▶ **Data to use**:
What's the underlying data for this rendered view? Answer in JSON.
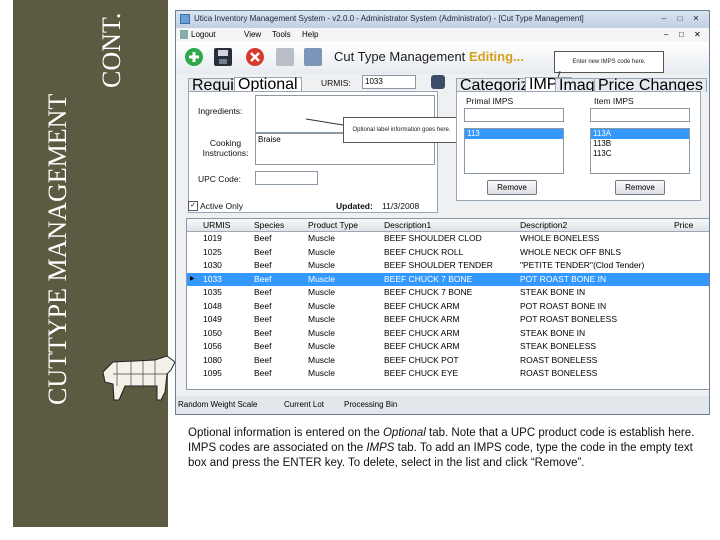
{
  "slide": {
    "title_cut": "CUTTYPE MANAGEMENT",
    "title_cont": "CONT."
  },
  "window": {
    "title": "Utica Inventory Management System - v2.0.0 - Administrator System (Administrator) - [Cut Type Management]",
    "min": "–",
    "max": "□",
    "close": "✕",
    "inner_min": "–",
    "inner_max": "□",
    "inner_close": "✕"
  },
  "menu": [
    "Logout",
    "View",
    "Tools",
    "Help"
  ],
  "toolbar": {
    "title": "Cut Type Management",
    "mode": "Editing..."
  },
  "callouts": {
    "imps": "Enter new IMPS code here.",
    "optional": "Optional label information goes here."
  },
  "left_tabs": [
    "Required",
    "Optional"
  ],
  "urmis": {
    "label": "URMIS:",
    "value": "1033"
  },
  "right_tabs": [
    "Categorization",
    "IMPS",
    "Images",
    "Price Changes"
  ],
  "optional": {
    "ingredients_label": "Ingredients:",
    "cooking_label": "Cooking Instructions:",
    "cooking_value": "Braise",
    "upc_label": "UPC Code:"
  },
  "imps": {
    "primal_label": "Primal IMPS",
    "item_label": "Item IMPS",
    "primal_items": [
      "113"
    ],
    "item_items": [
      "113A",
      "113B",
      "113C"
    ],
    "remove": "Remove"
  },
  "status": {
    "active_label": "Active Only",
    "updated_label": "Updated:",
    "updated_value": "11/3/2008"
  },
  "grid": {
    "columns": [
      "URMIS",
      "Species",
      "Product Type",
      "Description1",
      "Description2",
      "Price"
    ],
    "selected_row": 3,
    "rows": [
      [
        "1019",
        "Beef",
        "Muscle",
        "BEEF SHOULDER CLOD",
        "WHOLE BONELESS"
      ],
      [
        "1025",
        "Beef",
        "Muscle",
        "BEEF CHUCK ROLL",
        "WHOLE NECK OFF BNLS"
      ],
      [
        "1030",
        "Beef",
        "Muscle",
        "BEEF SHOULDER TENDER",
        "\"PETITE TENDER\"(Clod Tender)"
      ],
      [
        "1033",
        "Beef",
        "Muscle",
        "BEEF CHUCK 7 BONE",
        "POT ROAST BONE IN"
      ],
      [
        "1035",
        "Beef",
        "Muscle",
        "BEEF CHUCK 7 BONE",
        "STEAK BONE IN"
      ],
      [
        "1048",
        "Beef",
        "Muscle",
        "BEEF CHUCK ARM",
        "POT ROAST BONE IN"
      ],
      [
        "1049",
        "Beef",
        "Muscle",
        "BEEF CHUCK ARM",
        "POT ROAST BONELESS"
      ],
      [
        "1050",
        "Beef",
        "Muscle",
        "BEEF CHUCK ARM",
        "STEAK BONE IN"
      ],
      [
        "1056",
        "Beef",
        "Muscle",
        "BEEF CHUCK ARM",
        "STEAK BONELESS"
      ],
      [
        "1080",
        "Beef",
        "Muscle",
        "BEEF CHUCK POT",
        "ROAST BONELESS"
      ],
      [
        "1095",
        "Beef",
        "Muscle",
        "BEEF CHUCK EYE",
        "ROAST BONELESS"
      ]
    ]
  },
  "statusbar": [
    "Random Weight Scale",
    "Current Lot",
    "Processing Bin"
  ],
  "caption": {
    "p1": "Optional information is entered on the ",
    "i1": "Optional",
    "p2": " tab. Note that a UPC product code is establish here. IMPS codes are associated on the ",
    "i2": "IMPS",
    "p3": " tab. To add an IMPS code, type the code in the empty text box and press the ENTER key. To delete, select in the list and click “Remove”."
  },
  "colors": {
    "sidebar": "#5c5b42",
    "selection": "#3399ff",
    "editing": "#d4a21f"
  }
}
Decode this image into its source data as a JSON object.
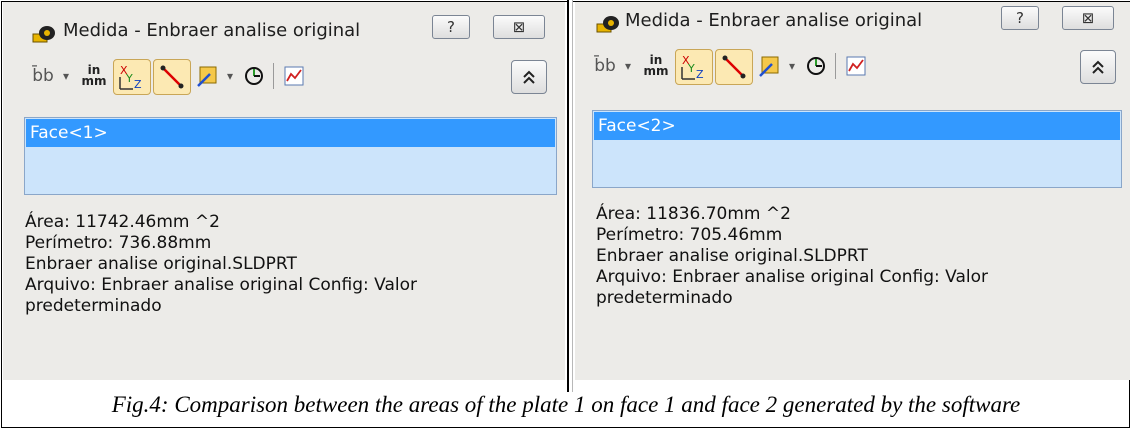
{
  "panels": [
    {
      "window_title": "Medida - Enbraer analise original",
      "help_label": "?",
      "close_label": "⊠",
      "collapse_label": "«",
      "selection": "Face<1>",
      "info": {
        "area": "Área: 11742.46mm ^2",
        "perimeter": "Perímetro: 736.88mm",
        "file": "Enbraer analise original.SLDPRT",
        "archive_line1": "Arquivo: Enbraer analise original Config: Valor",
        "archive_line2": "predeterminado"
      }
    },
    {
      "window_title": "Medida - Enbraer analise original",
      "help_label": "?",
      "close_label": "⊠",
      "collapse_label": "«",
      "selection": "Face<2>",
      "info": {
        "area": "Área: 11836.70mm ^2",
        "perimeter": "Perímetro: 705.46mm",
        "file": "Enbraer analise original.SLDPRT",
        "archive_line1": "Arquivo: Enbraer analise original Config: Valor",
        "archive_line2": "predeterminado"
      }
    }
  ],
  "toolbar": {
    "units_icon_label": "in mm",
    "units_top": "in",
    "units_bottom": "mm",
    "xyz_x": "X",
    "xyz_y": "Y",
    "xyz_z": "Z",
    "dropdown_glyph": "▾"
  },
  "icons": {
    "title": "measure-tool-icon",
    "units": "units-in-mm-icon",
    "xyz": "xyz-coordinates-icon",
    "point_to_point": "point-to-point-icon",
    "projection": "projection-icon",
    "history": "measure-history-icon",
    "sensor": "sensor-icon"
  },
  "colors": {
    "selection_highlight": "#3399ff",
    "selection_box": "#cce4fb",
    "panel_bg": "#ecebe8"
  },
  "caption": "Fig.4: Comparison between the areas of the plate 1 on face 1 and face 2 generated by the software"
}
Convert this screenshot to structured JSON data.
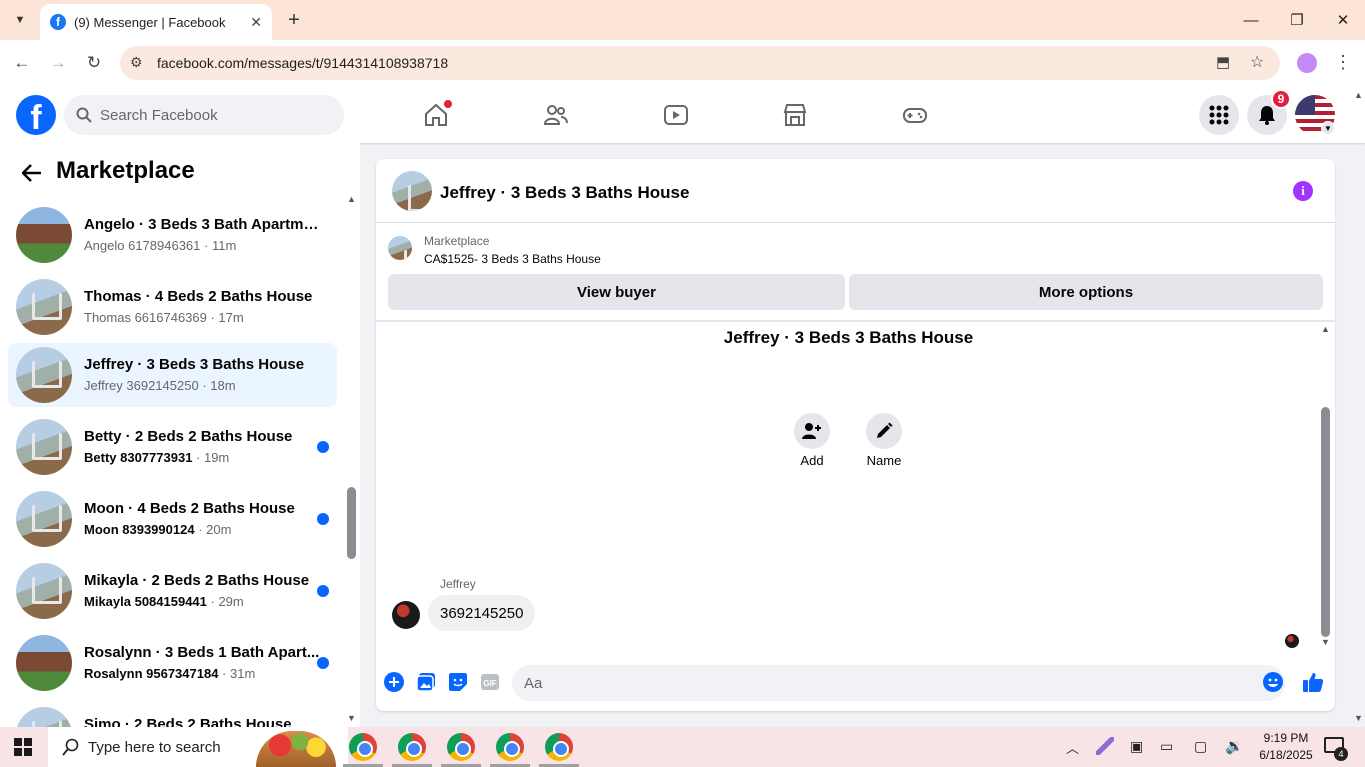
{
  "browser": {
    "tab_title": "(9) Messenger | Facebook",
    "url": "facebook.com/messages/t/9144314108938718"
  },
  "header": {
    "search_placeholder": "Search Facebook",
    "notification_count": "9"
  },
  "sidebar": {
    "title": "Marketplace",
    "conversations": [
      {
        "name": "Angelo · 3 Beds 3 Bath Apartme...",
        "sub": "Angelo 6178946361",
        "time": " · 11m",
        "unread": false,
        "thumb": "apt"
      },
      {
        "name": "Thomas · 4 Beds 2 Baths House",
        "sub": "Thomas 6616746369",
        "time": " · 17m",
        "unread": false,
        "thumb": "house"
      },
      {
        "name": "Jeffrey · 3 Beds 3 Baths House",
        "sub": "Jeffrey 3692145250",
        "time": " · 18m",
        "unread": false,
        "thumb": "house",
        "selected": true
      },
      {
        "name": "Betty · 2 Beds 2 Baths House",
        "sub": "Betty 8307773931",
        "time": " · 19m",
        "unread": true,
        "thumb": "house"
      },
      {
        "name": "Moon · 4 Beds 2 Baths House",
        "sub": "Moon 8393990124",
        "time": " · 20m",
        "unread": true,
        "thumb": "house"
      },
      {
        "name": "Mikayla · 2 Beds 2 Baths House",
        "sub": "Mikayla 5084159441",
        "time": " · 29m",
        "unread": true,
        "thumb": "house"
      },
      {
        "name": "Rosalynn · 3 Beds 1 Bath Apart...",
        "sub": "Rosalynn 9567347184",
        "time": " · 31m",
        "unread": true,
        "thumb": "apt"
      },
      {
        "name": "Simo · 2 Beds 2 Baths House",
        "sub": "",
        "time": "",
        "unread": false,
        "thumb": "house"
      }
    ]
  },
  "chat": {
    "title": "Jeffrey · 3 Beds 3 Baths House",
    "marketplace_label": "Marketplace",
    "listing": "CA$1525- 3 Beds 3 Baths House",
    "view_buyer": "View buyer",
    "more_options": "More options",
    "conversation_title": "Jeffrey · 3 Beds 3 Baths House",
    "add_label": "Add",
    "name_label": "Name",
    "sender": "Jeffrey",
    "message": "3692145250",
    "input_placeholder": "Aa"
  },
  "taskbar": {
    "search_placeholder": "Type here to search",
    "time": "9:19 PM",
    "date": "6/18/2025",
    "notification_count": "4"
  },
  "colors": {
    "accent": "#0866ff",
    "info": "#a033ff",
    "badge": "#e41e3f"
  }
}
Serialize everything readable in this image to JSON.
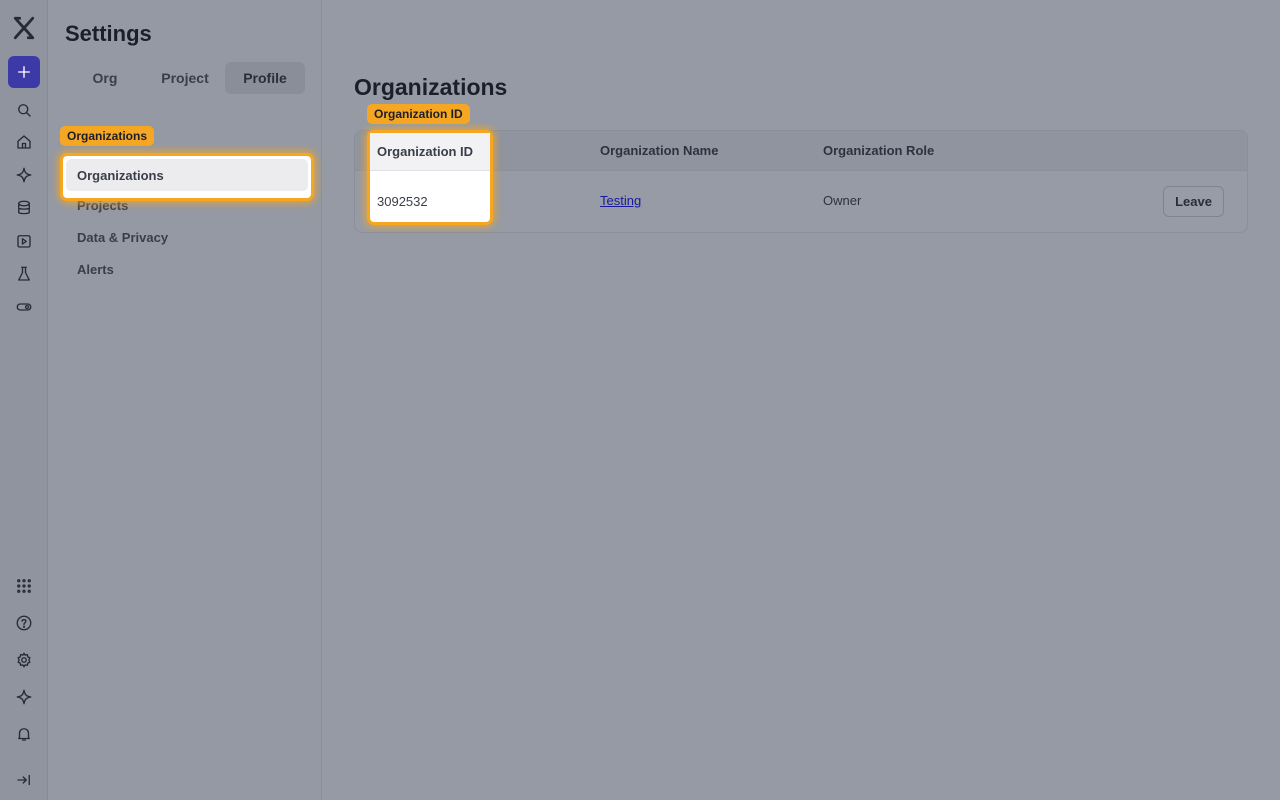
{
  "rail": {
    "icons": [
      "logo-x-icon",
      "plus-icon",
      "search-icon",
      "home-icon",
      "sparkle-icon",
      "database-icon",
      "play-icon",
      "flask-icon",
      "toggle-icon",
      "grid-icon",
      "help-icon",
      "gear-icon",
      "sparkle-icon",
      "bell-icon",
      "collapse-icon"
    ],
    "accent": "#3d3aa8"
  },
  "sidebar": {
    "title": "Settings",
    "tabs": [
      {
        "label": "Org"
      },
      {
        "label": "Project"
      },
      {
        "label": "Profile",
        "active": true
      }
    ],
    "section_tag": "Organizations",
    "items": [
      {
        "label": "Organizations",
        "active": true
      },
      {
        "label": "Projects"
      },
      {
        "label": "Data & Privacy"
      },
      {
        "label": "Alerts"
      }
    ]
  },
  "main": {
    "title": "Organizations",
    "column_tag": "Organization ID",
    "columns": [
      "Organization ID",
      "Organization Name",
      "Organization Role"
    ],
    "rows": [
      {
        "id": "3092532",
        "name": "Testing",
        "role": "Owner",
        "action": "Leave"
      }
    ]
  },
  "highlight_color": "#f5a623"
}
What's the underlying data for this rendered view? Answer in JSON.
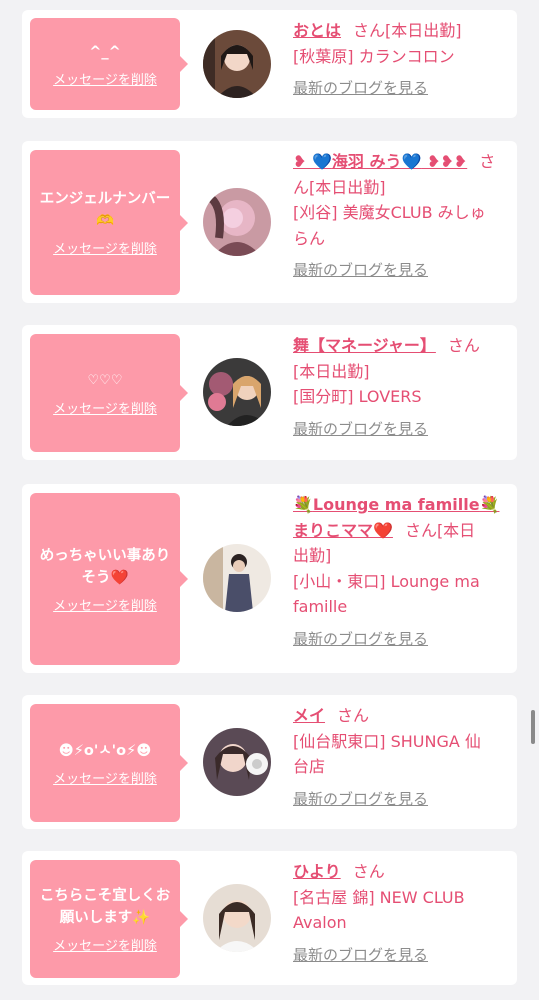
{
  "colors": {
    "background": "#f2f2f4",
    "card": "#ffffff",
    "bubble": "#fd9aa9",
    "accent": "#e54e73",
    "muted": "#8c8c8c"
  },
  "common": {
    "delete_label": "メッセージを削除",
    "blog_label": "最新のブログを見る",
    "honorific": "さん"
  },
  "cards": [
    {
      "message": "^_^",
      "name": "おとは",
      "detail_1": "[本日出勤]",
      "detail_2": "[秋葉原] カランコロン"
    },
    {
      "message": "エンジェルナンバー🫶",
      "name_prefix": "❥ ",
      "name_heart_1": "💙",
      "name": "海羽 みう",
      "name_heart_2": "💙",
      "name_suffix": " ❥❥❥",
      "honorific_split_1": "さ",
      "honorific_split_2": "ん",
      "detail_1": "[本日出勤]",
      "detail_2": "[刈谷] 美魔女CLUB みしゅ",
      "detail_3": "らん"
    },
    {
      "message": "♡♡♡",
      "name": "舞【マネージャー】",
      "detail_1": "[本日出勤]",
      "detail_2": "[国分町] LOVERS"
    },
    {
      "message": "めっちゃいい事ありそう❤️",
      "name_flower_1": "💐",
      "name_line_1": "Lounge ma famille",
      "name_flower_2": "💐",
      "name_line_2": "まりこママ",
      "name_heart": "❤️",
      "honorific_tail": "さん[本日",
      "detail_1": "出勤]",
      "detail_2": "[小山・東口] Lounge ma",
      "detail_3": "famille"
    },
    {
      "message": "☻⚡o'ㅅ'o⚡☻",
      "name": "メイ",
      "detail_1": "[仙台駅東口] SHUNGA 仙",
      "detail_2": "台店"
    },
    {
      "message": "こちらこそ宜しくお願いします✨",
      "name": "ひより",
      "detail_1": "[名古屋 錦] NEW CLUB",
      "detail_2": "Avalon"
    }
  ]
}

▶ **Written problem**: Gather each line of the records holding the string "Angelo".

▶ **Exercise response**:
        "name": "Angelo · 3 Beds 3 Bath Apartme...",
        "sub": "Angelo 6178946361",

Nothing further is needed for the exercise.